* Task instructions:
Where a line of the material contains the string "type", copy that line.

* Information given:
○ ○ ○ ○ ○

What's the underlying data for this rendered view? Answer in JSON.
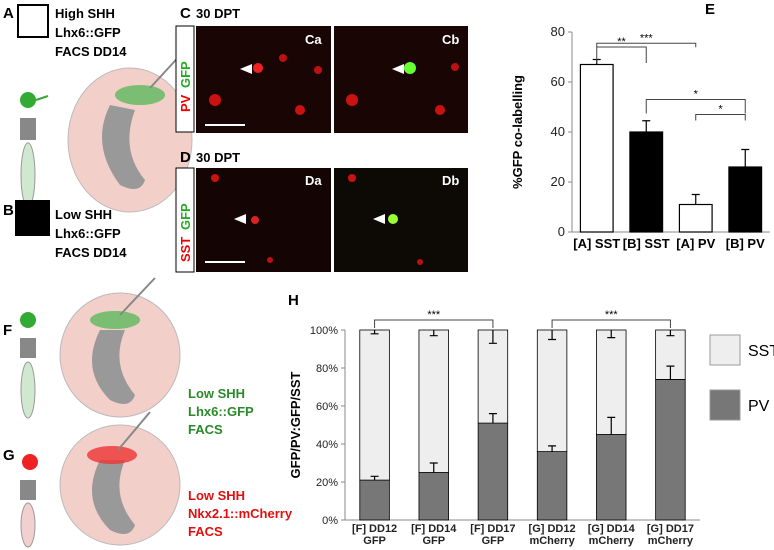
{
  "panel_a": {
    "letter": "A",
    "lines": [
      "High SHH",
      "Lhx6::GFP",
      "FACS DD14"
    ]
  },
  "panel_b": {
    "letter": "B",
    "lines": [
      "Low SHH",
      "Lhx6::GFP",
      "FACS DD14"
    ]
  },
  "panel_c": {
    "letter": "C",
    "title": "30 DPT",
    "stain_1": "PV",
    "stain_2": "GFP",
    "image_a": "Ca",
    "image_b": "Cb"
  },
  "panel_d": {
    "letter": "D",
    "title": "30 DPT",
    "stain_1": "SST",
    "stain_2": "GFP",
    "image_a": "Da",
    "image_b": "Db"
  },
  "panel_f": {
    "letter": "F",
    "lines": [
      "Low SHH",
      "Lhx6::GFP",
      "FACS"
    ]
  },
  "panel_g": {
    "letter": "G",
    "lines": [
      "Low SHH",
      "Nkx2.1::mCherry",
      "FACS"
    ]
  },
  "chart_data": [
    {
      "type": "bar",
      "letter": "E",
      "y_label": "%GFP co-labelling",
      "categories": [
        "[A] SST",
        "[B] SST",
        "[A] PV",
        "[B] PV"
      ],
      "values": [
        67,
        40,
        11,
        26
      ],
      "errors": [
        2,
        4.5,
        4,
        7
      ],
      "colors": [
        "#ffffff",
        "#000000",
        "#ffffff",
        "#000000"
      ],
      "ylim": [
        0,
        80
      ],
      "yticks": [
        0,
        20,
        40,
        60,
        80
      ],
      "annotations": [
        {
          "text": "**",
          "between": [
            "[A] SST",
            "[B] SST"
          ]
        },
        {
          "text": "***",
          "between": [
            "[A] SST",
            "[A] PV"
          ]
        },
        {
          "text": "*",
          "between": [
            "[B] SST",
            "[B] PV"
          ]
        },
        {
          "text": "*",
          "between": [
            "[A] PV",
            "[B] PV"
          ]
        }
      ]
    },
    {
      "type": "stacked_bar",
      "letter": "H",
      "y_label": "GFP/PV:GFP/SST",
      "categories": [
        "[F] DD12\nGFP",
        "[F] DD14\nGFP",
        "[F] DD17\nGFP",
        "[G] DD12\nmCherry",
        "[G] DD14\nmCherry",
        "[G] DD17\nmCherry"
      ],
      "series": [
        {
          "name": "PV",
          "color": "#777777",
          "values": [
            21,
            25,
            51,
            36,
            45,
            74
          ],
          "errors": [
            2,
            5,
            5,
            3,
            9,
            7
          ]
        },
        {
          "name": "SST",
          "color": "#eeeeee",
          "values": [
            79,
            75,
            49,
            64,
            55,
            26
          ],
          "errors": [
            2,
            3,
            7,
            5,
            4,
            3
          ]
        }
      ],
      "ylim": [
        0,
        100
      ],
      "yticks": [
        {
          "value": 0,
          "label": "0%"
        },
        {
          "value": 20,
          "label": "20%"
        },
        {
          "value": 40,
          "label": "40%"
        },
        {
          "value": 60,
          "label": "60%"
        },
        {
          "value": 80,
          "label": "80%"
        },
        {
          "value": 100,
          "label": "100%"
        }
      ],
      "annotations": [
        {
          "text": "***",
          "between": [
            "[F] DD12\nGFP",
            "[F] DD17\nGFP"
          ]
        },
        {
          "text": "***",
          "between": [
            "[G] DD12\nmCherry",
            "[G] DD17\nmCherry"
          ]
        }
      ]
    }
  ]
}
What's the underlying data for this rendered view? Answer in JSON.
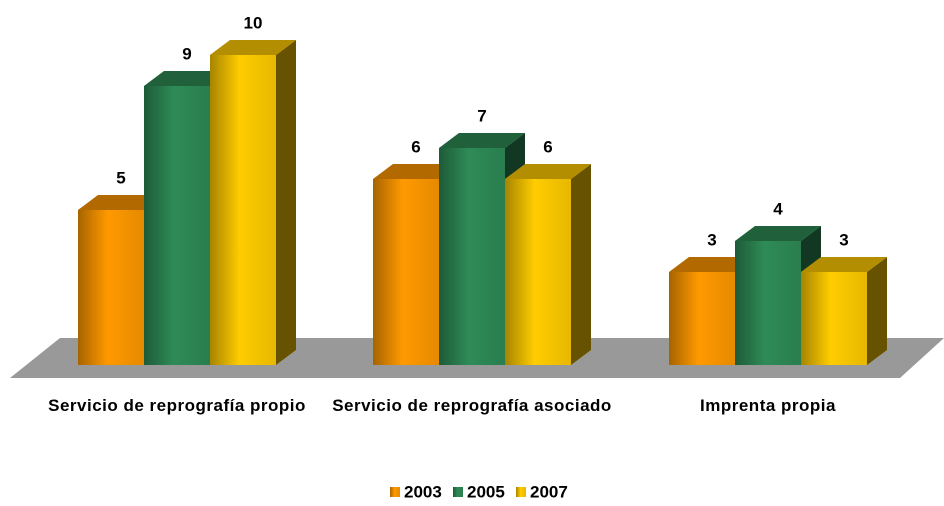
{
  "chart_data": {
    "type": "bar3d",
    "categories": [
      "Servicio de reprografía propio",
      "Servicio de reprografía asociado",
      "Imprenta propia"
    ],
    "series": [
      {
        "name": "2003",
        "color": "#ff9900",
        "values": [
          5,
          6,
          3
        ]
      },
      {
        "name": "2005",
        "color": "#2e8b57",
        "values": [
          9,
          7,
          4
        ]
      },
      {
        "name": "2007",
        "color": "#ffcc00",
        "values": [
          10,
          6,
          3
        ]
      }
    ],
    "legend": "bottom"
  }
}
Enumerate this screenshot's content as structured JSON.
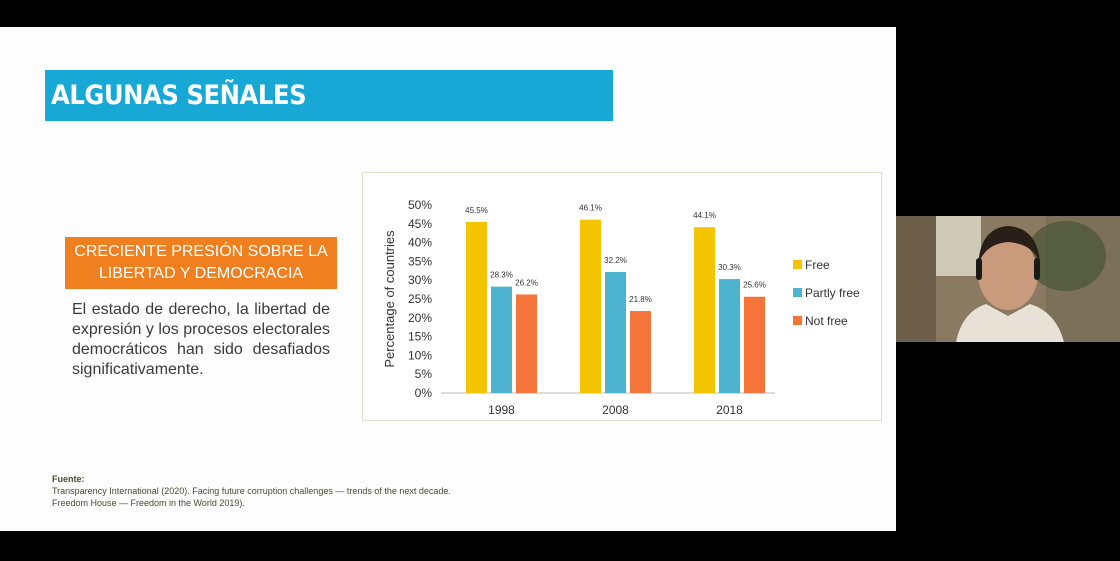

○ ○ ○ ○ ○

* Reply to the task:
      "type": "bar",
      "type": "stacked_bar",
    "type": "bar3d",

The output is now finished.